WORK TO COMPLETE:
Could you rename "signal-halo-blob" to "signal-ring-blob" in the items, starting at the line that contains "Itemize the components" and stopping after the line that contains "noise-speckle (75, 229, 80, 238)", and give those lines back with nothing else changed?

INPUT FOR THIS TASK:
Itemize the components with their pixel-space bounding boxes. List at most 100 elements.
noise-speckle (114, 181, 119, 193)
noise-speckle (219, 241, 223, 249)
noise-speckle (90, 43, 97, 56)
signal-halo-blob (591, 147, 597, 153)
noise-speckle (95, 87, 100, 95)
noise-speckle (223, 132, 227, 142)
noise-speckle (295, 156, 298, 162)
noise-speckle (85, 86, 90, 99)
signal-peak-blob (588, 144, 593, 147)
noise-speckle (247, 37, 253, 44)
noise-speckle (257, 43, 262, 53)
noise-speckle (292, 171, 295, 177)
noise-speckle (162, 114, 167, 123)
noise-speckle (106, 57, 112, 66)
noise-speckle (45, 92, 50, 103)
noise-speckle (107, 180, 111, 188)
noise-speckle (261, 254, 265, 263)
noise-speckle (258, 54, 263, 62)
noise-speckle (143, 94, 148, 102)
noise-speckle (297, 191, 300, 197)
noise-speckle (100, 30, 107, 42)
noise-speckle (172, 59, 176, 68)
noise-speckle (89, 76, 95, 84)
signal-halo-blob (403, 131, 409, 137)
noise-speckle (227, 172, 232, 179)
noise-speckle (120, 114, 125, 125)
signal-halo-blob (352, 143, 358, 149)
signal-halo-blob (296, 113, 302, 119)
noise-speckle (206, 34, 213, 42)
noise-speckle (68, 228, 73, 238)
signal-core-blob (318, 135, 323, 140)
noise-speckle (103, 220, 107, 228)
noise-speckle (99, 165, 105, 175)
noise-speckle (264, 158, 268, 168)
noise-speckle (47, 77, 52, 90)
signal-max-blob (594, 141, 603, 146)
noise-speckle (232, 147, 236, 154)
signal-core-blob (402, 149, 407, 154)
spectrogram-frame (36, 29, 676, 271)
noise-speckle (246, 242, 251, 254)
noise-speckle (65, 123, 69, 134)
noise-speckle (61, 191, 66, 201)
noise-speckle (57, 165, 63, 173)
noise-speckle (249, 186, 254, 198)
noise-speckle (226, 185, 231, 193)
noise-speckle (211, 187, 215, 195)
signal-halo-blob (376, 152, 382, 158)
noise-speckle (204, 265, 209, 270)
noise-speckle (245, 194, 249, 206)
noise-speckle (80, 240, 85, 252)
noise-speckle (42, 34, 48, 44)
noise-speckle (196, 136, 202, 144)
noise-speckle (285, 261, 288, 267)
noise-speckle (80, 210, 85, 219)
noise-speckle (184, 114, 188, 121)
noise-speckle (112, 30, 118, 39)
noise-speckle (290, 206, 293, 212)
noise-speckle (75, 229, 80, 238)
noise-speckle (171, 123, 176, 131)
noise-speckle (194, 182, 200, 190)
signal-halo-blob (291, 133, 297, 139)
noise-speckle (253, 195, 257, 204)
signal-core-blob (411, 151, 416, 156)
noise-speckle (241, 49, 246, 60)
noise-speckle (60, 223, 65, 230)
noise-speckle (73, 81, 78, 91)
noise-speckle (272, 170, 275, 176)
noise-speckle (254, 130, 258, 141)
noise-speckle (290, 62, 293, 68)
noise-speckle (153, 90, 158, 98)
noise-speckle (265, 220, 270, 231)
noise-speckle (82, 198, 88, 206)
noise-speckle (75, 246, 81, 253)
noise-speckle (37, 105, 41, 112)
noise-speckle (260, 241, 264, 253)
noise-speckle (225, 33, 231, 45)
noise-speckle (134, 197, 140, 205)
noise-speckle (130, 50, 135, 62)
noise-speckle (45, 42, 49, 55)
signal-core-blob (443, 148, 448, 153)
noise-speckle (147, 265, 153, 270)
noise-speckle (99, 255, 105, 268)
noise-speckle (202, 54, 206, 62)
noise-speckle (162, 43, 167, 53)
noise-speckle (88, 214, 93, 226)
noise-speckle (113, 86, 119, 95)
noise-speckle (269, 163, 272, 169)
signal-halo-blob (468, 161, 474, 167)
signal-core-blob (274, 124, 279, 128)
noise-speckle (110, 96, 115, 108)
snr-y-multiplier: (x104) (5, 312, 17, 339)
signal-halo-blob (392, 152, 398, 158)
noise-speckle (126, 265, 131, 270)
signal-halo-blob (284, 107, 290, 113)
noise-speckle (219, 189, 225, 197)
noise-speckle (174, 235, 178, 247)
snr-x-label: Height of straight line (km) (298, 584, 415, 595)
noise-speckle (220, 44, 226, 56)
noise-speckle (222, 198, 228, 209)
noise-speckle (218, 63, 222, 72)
--
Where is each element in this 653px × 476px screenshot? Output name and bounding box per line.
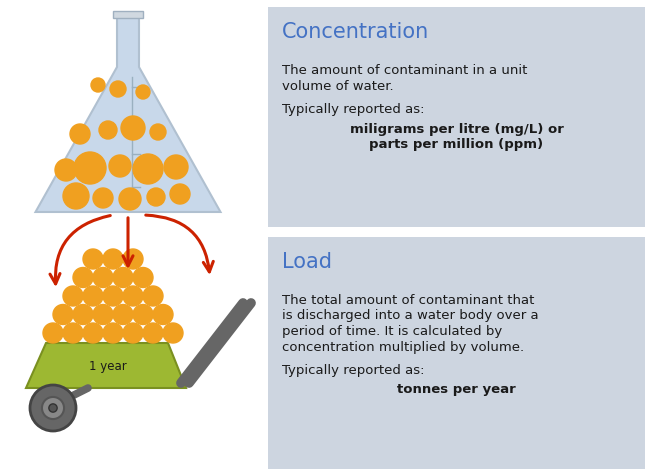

RESULT OF THE TASK:
Itemize the components with their pixel-space bounding boxes. List at most 100 elements.
noise-speckle (114, 181, 119, 193)
noise-speckle (219, 241, 223, 249)
noise-speckle (90, 43, 97, 56)
signal-ring-blob (591, 147, 597, 153)
noise-speckle (95, 87, 100, 95)
noise-speckle (223, 132, 227, 142)
noise-speckle (295, 156, 298, 162)
noise-speckle (85, 86, 90, 99)
signal-peak-blob (588, 144, 593, 147)
noise-speckle (247, 37, 253, 44)
noise-speckle (257, 43, 262, 53)
noise-speckle (292, 171, 295, 177)
noise-speckle (162, 114, 167, 123)
noise-speckle (106, 57, 112, 66)
noise-speckle (45, 92, 50, 103)
noise-speckle (107, 180, 111, 188)
noise-speckle (261, 254, 265, 263)
noise-speckle (258, 54, 263, 62)
noise-speckle (143, 94, 148, 102)
noise-speckle (297, 191, 300, 197)
noise-speckle (100, 30, 107, 42)
noise-speckle (172, 59, 176, 68)
noise-speckle (89, 76, 95, 84)
signal-ring-blob (403, 131, 409, 137)
noise-speckle (227, 172, 232, 179)
noise-speckle (120, 114, 125, 125)
signal-ring-blob (352, 143, 358, 149)
signal-ring-blob (296, 113, 302, 119)
noise-speckle (206, 34, 213, 42)
noise-speckle (68, 228, 73, 238)
signal-core-blob (318, 135, 323, 140)
noise-speckle (103, 220, 107, 228)
noise-speckle (99, 165, 105, 175)
noise-speckle (264, 158, 268, 168)
noise-speckle (47, 77, 52, 90)
signal-max-blob (594, 141, 603, 146)
noise-speckle (232, 147, 236, 154)
signal-core-blob (402, 149, 407, 154)
spectrogram-frame (36, 29, 676, 271)
noise-speckle (246, 242, 251, 254)
noise-speckle (65, 123, 69, 134)
noise-speckle (61, 191, 66, 201)
noise-speckle (57, 165, 63, 173)
noise-speckle (249, 186, 254, 198)
noise-speckle (226, 185, 231, 193)
noise-speckle (211, 187, 215, 195)
signal-ring-blob (376, 152, 382, 158)
noise-speckle (204, 265, 209, 270)
noise-speckle (245, 194, 249, 206)
noise-speckle (80, 240, 85, 252)
noise-speckle (42, 34, 48, 44)
noise-speckle (196, 136, 202, 144)
noise-speckle (285, 261, 288, 267)
noise-speckle (80, 210, 85, 219)
noise-speckle (184, 114, 188, 121)
noise-speckle (112, 30, 118, 39)
noise-speckle (290, 206, 293, 212)
noise-speckle (75, 229, 80, 238)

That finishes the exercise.